Dataset excerpts:

+--

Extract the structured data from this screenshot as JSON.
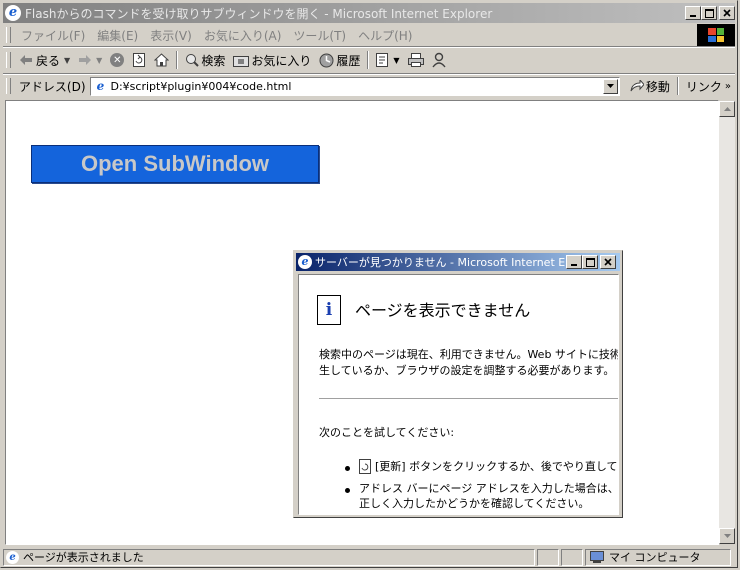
{
  "window": {
    "title": "Flashからのコマンドを受け取りサブウィンドウを開く - Microsoft Internet Explorer"
  },
  "menu": [
    "ファイル(F)",
    "編集(E)",
    "表示(V)",
    "お気に入り(A)",
    "ツール(T)",
    "ヘルプ(H)"
  ],
  "toolbar": {
    "back": "戻る",
    "search": "検索",
    "favorites": "お気に入り",
    "history": "履歴"
  },
  "address": {
    "label": "アドレス(D)",
    "url": "D:¥script¥plugin¥004¥code.html",
    "go": "移動",
    "links": "リンク"
  },
  "page": {
    "flash_button": "Open SubWindow"
  },
  "status": {
    "text": "ページが表示されました",
    "zone": "マイ コンピュータ"
  },
  "dialog": {
    "title": "サーバーが見つかりません - Microsoft Internet Ex...",
    "heading": "ページを表示できません",
    "para1_line1": "検索中のページは現在、利用できません。Web サイトに技術",
    "para1_line2": "生しているか、ブラウザの設定を調整する必要があります。",
    "try_label": "次のことを試してください:",
    "bullet1": "[更新] ボタンをクリックするか、後でやり直してくだ",
    "bullet2_line1": "アドレス バーにページ アドレスを入力した場合は、ペ",
    "bullet2_line2": "正しく入力したかどうかを確認してください。"
  },
  "colors": {
    "flash_button_bg": "#1464dc",
    "dialog_title_active": "#0a246a"
  }
}
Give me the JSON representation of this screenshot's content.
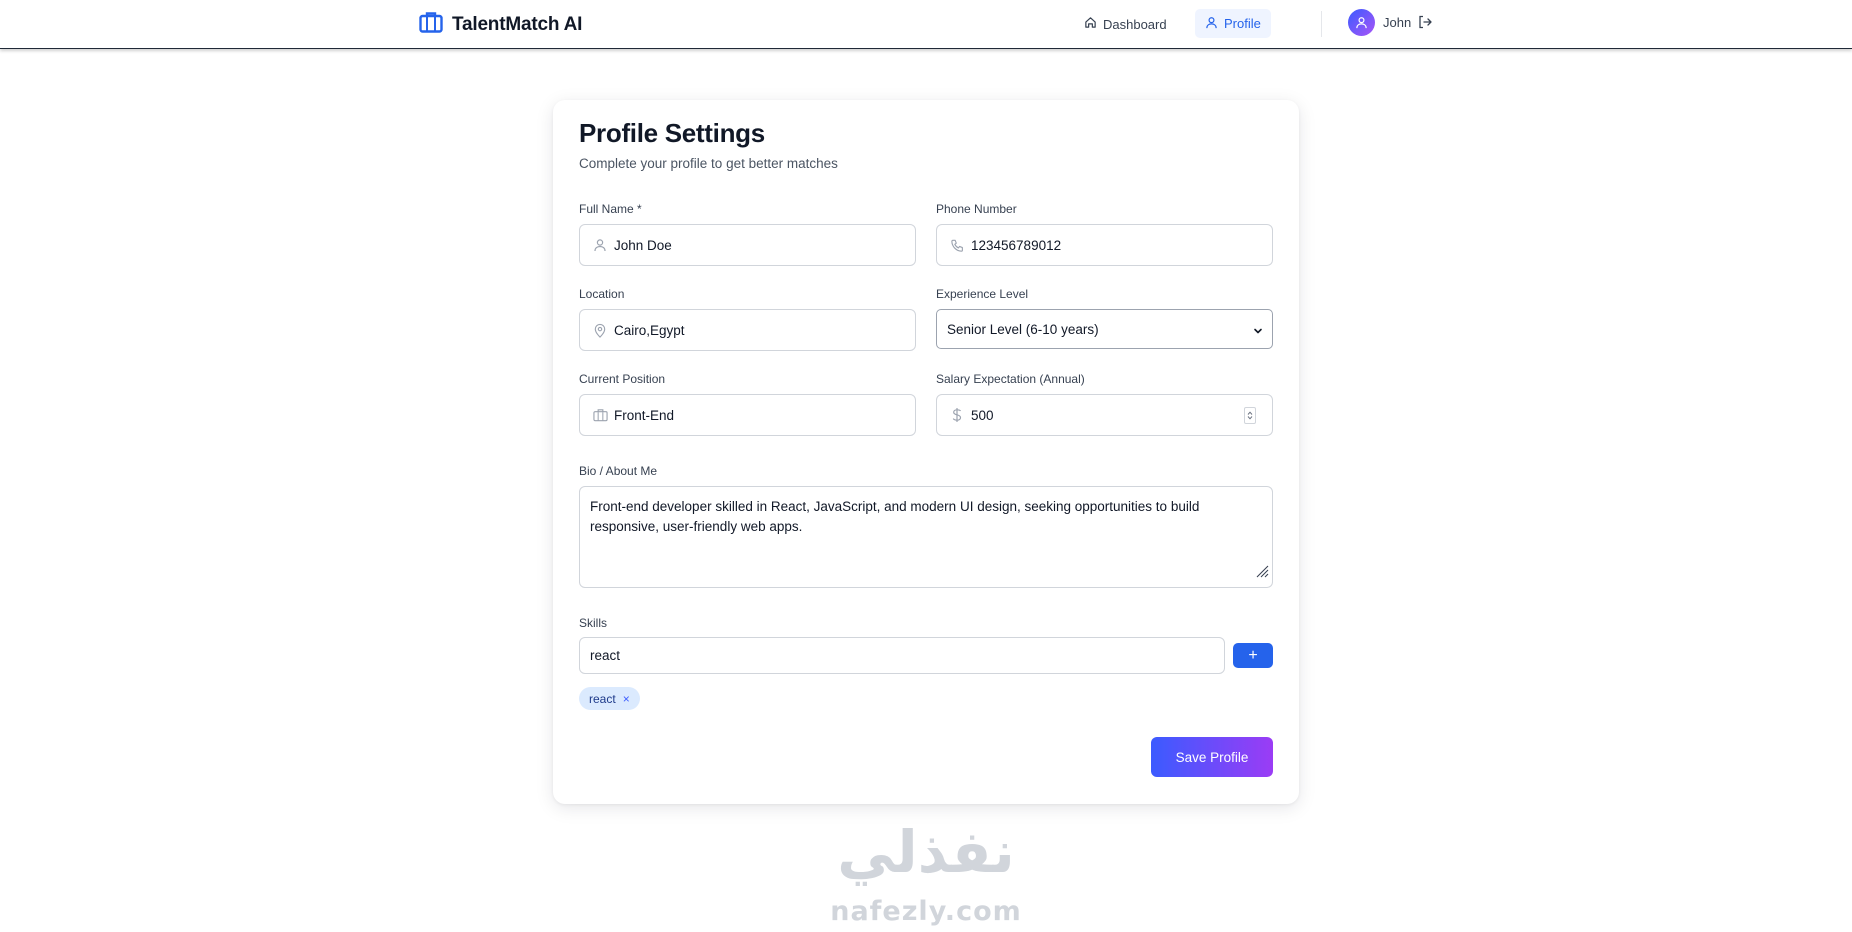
{
  "header": {
    "brand": "TalentMatch AI",
    "nav": {
      "dashboard": "Dashboard",
      "profile": "Profile"
    },
    "user_name": "John"
  },
  "form": {
    "title": "Profile Settings",
    "subtitle": "Complete your profile to get better matches",
    "full_name": {
      "label": "Full Name *",
      "value": "John Doe"
    },
    "phone": {
      "label": "Phone Number",
      "value": "123456789012"
    },
    "location": {
      "label": "Location",
      "value": "Cairo,Egypt"
    },
    "experience": {
      "label": "Experience Level",
      "value": "Senior Level (6-10 years)"
    },
    "position": {
      "label": "Current Position",
      "value": "Front-End"
    },
    "salary": {
      "label": "Salary Expectation (Annual)",
      "value": "500"
    },
    "bio": {
      "label": "Bio / About Me",
      "value": "Front-end developer skilled in React, JavaScript, and modern UI design, seeking opportunities to build responsive, user-friendly web apps."
    },
    "skills": {
      "label": "Skills",
      "input_value": "react",
      "add_label": "+",
      "tags": [
        "react"
      ],
      "remove_label": "×"
    },
    "save_label": "Save Profile"
  },
  "watermark": {
    "arabic": "نفذلي",
    "latin": "nafezly.com"
  },
  "colors": {
    "primary": "#2563eb",
    "gradient_start": "#3b5bff",
    "gradient_end": "#9b3cf5"
  }
}
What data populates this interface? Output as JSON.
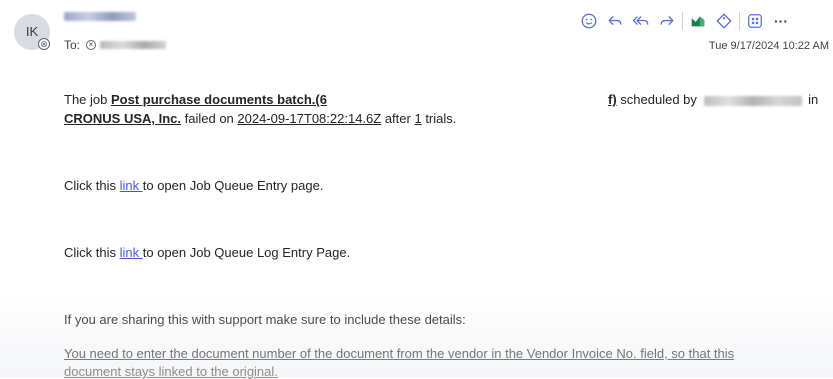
{
  "sender": {
    "initials": "IK"
  },
  "recipients": {
    "to_label": "To:"
  },
  "toolbar": {
    "icons": [
      "emoji-icon",
      "reply-icon",
      "reply-all-icon",
      "forward-icon",
      "viva-insights-icon",
      "tag-icon",
      "apps-icon",
      "more-icon"
    ],
    "more_label": "···"
  },
  "timestamp": "Tue 9/17/2024 10:22 AM",
  "message": {
    "line1_prefix": "The job ",
    "job_name": "Post purchase documents batch.(6",
    "sched_close": "f)",
    "sched_text": " scheduled by ",
    "sched_in": " in",
    "company": "CRONUS USA, Inc.",
    "failed_on": " failed on ",
    "datetime": "2024-09-17T08:22:14.6Z",
    "after": " after ",
    "trials_count": "1",
    "trials_suffix": " trials.",
    "click1_prefix": "Click this ",
    "click1_link": "link ",
    "click1_suffix": "to open Job Queue Entry page.",
    "click2_prefix": "Click this ",
    "click2_link": "link ",
    "click2_suffix": "to open Job Queue Log Entry Page.",
    "support_text": "If you are sharing this with support make sure to include these details:",
    "detail_line1": "You need to enter the document number of the document from the vendor in the Vendor Invoice No. field, so that this",
    "detail_line2": "document stays linked to the original."
  },
  "colors": {
    "link": "#4a5bc4",
    "toolbar_icon": "#5b6fd6",
    "insights_icon": "#1e7d53"
  }
}
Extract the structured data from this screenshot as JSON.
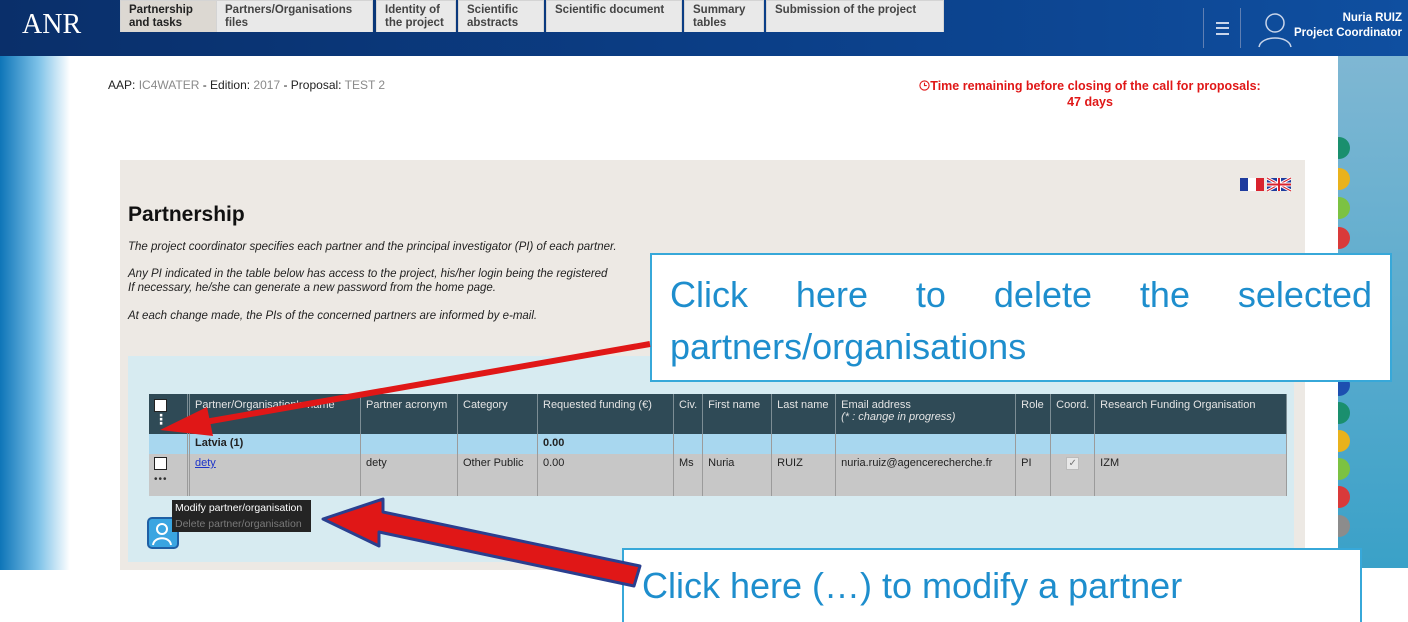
{
  "header": {
    "logo": "ANR",
    "user_name": "Nuria RUIZ",
    "user_role": "Project Coordinator"
  },
  "breadcrumb": {
    "aap_label": "AAP:",
    "aap_value": "IC4WATER",
    "sep1": " - ",
    "edition_label": "Edition:",
    "edition_value": "2017",
    "sep2": " - ",
    "proposal_label": "Proposal:",
    "proposal_value": "TEST 2"
  },
  "timer": {
    "line1": "Time remaining before closing of the call for proposals:",
    "line2": "47 days"
  },
  "tabs": [
    {
      "line1": "Partnership",
      "line2": "and tasks"
    },
    {
      "line1": "Partners/Organisations",
      "line2": "files"
    },
    {
      "line1": "Identity of",
      "line2": "the project"
    },
    {
      "line1": "Scientific",
      "line2": "abstracts"
    },
    {
      "line1": "Scientific document",
      "line2": ""
    },
    {
      "line1": "Summary",
      "line2": "tables"
    },
    {
      "line1": "Submission of the project",
      "line2": ""
    }
  ],
  "page": {
    "title": "Partnership",
    "intro": "The project coordinator specifies each partner and the principal investigator (PI) of each partner.",
    "access_line1": "Any PI indicated in the table below has access to the project, his/her login being the registered",
    "access_line2": "If necessary, he/she can generate a new password from the home page.",
    "notice": "At each change made, the PIs of the concerned partners are informed by e-mail."
  },
  "table": {
    "headers": {
      "name": "Partner/Organisation's name",
      "acronym": "Partner acronym",
      "category": "Category",
      "funding": "Requested funding (€)",
      "civ": "Civ.",
      "first": "First name",
      "last": "Last name",
      "email": "Email address",
      "email_note": "(* : change in progress)",
      "role": "Role",
      "coord": "Coord.",
      "rfo": "Research Funding Organisation"
    },
    "group": {
      "name": "Latvia (1)",
      "funding": "0.00"
    },
    "row": {
      "menu": "•••",
      "name": "dety",
      "acronym": "dety",
      "category": "Other Public",
      "funding": "0.00",
      "civ": "Ms",
      "first": "Nuria",
      "last": "RUIZ",
      "email": "nuria.ruiz@agencerecherche.fr",
      "role": "PI",
      "rfo": "IZM"
    }
  },
  "context_menu": {
    "modify": "Modify partner/organisation",
    "delete": "Delete partner/organisation"
  },
  "callouts": {
    "delete_text": "Click here to delete the selected partners/organisations",
    "modify_text": "Click here (…) to modify a partner"
  },
  "colors": {
    "header_bg": "#0b3f88",
    "timer": "#e01717",
    "table_header": "#2f4a56",
    "group_row": "#a8d7ef",
    "callout_text": "#1e8ecd",
    "arrow": "#e01717"
  }
}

+--

## What the task asks:
Leave the pictures out and write out every entry exactly as given.

## Solution below:
Extract the structured data from this screenshot as JSON.
{
  "window": {
    "title": "Flashからのコマンドを受け取りサブウィンドウを開く - Microsoft Internet Explorer"
  },
  "menu": [
    "ファイル(F)",
    "編集(E)",
    "表示(V)",
    "お気に入り(A)",
    "ツール(T)",
    "ヘルプ(H)"
  ],
  "toolbar": {
    "back": "戻る",
    "search": "検索",
    "favorites": "お気に入り",
    "history": "履歴"
  },
  "address": {
    "label": "アドレス(D)",
    "url": "D:¥script¥plugin¥004¥code.html",
    "go": "移動",
    "links": "リンク"
  },
  "page": {
    "flash_button": "Open SubWindow"
  },
  "status": {
    "text": "ページが表示されました",
    "zone": "マイ コンピュータ"
  },
  "dialog": {
    "title": "サーバーが見つかりません - Microsoft Internet Ex...",
    "heading": "ページを表示できません",
    "para1_line1": "検索中のページは現在、利用できません。Web サイトに技術",
    "para1_line2": "生しているか、ブラウザの設定を調整する必要があります。",
    "try_label": "次のことを試してください:",
    "bullet1": "[更新] ボタンをクリックするか、後でやり直してくだ",
    "bullet2_line1": "アドレス バーにページ アドレスを入力した場合は、ペ",
    "bullet2_line2": "正しく入力したかどうかを確認してください。"
  },
  "colors": {
    "flash_button_bg": "#1464dc",
    "dialog_title_active": "#0a246a"
  }
}
Give me the JSON representation of this screenshot's content.
{
  "header": {
    "brand": "TalentMatch AI",
    "nav": {
      "dashboard": "Dashboard",
      "profile": "Profile"
    },
    "user_name": "John"
  },
  "form": {
    "title": "Profile Settings",
    "subtitle": "Complete your profile to get better matches",
    "full_name": {
      "label": "Full Name *",
      "value": "John Doe"
    },
    "phone": {
      "label": "Phone Number",
      "value": "123456789012"
    },
    "location": {
      "label": "Location",
      "value": "Cairo,Egypt"
    },
    "experience": {
      "label": "Experience Level",
      "value": "Senior Level (6-10 years)"
    },
    "position": {
      "label": "Current Position",
      "value": "Front-End"
    },
    "salary": {
      "label": "Salary Expectation (Annual)",
      "value": "500"
    },
    "bio": {
      "label": "Bio / About Me",
      "value": "Front-end developer skilled in React, JavaScript, and modern UI design, seeking opportunities to build responsive, user-friendly web apps."
    },
    "skills": {
      "label": "Skills",
      "input_value": "react",
      "add_label": "+",
      "tags": [
        "react"
      ],
      "remove_label": "×"
    },
    "save_label": "Save Profile"
  },
  "watermark": {
    "arabic": "نفذلي",
    "latin": "nafezly.com"
  },
  "colors": {
    "primary": "#2563eb",
    "gradient_start": "#3b5bff",
    "gradient_end": "#9b3cf5"
  }
}
What data populates this interface? Output as JSON.
{
  "sender": {
    "initials": "IK"
  },
  "recipients": {
    "to_label": "To:"
  },
  "toolbar": {
    "icons": [
      "emoji-icon",
      "reply-icon",
      "reply-all-icon",
      "forward-icon",
      "viva-insights-icon",
      "tag-icon",
      "apps-icon",
      "more-icon"
    ],
    "more_label": "···"
  },
  "timestamp": "Tue 9/17/2024 10:22 AM",
  "message": {
    "line1_prefix": "The job ",
    "job_name": "Post purchase documents batch.(6",
    "sched_close": "f)",
    "sched_text": " scheduled by ",
    "sched_in": " in",
    "company": "CRONUS USA, Inc.",
    "failed_on": " failed on ",
    "datetime": "2024-09-17T08:22:14.6Z",
    "after": " after ",
    "trials_count": "1",
    "trials_suffix": " trials.",
    "click1_prefix": "Click this ",
    "click1_link": "link ",
    "click1_suffix": "to open Job Queue Entry page.",
    "click2_prefix": "Click this ",
    "click2_link": "link ",
    "click2_suffix": "to open Job Queue Log Entry Page.",
    "support_text": "If you are sharing this with support make sure to include these details:",
    "detail_line1": "You need to enter the document number of the document from the vendor in the Vendor Invoice No. field, so that this",
    "detail_line2": "document stays linked to the original."
  },
  "colors": {
    "link": "#4a5bc4",
    "toolbar_icon": "#5b6fd6",
    "insights_icon": "#1e7d53"
  }
}
Extract the structured data from this screenshot as JSON.
{
  "header": {
    "logo": "ANR",
    "user_name": "Nuria RUIZ",
    "user_role": "Project Coordinator"
  },
  "breadcrumb": {
    "aap_label": "AAP:",
    "aap_value": "IC4WATER",
    "sep1": " - ",
    "edition_label": "Edition:",
    "edition_value": "2017",
    "sep2": " - ",
    "proposal_label": "Proposal:",
    "proposal_value": "TEST 2"
  },
  "timer": {
    "line1": "Time remaining before closing of the call for proposals:",
    "line2": "47 days"
  },
  "tabs": [
    {
      "line1": "Partnership",
      "line2": "and tasks"
    },
    {
      "line1": "Partners/Organisations",
      "line2": "files"
    },
    {
      "line1": "Identity of",
      "line2": "the project"
    },
    {
      "line1": "Scientific",
      "line2": "abstracts"
    },
    {
      "line1": "Scientific document",
      "line2": ""
    },
    {
      "line1": "Summary",
      "line2": "tables"
    },
    {
      "line1": "Submission of the project",
      "line2": ""
    }
  ],
  "page": {
    "title": "Partnership",
    "intro": "The project coordinator specifies each partner and the principal investigator (PI) of each partner.",
    "access_line1": "Any PI indicated in the table below has access to the project, his/her login being the registered",
    "access_line2": "If necessary, he/she can generate a new password from the home page.",
    "notice": "At each change made, the PIs of the concerned partners are informed by e-mail."
  },
  "table": {
    "headers": {
      "name": "Partner/Organisation's name",
      "acronym": "Partner acronym",
      "category": "Category",
      "funding": "Requested funding (€)",
      "civ": "Civ.",
      "first": "First name",
      "last": "Last name",
      "email": "Email address",
      "email_note": "(* : change in progress)",
      "role": "Role",
      "coord": "Coord.",
      "rfo": "Research Funding Organisation"
    },
    "group": {
      "name": "Latvia (1)",
      "funding": "0.00"
    },
    "row": {
      "menu": "•••",
      "name": "dety",
      "acronym": "dety",
      "category": "Other Public",
      "funding": "0.00",
      "civ": "Ms",
      "first": "Nuria",
      "last": "RUIZ",
      "email": "nuria.ruiz@agencerecherche.fr",
      "role": "PI",
      "rfo": "IZM"
    }
  },
  "context_menu": {
    "modify": "Modify partner/organisation",
    "delete": "Delete partner/organisation"
  },
  "callouts": {
    "delete_text": "Click here to delete the selected partners/organisations",
    "modify_text": "Click here (…) to modify a partner"
  },
  "colors": {
    "header_bg": "#0b3f88",
    "timer": "#e01717",
    "table_header": "#2f4a56",
    "group_row": "#a8d7ef",
    "callout_text": "#1e8ecd",
    "arrow": "#e01717"
  }
}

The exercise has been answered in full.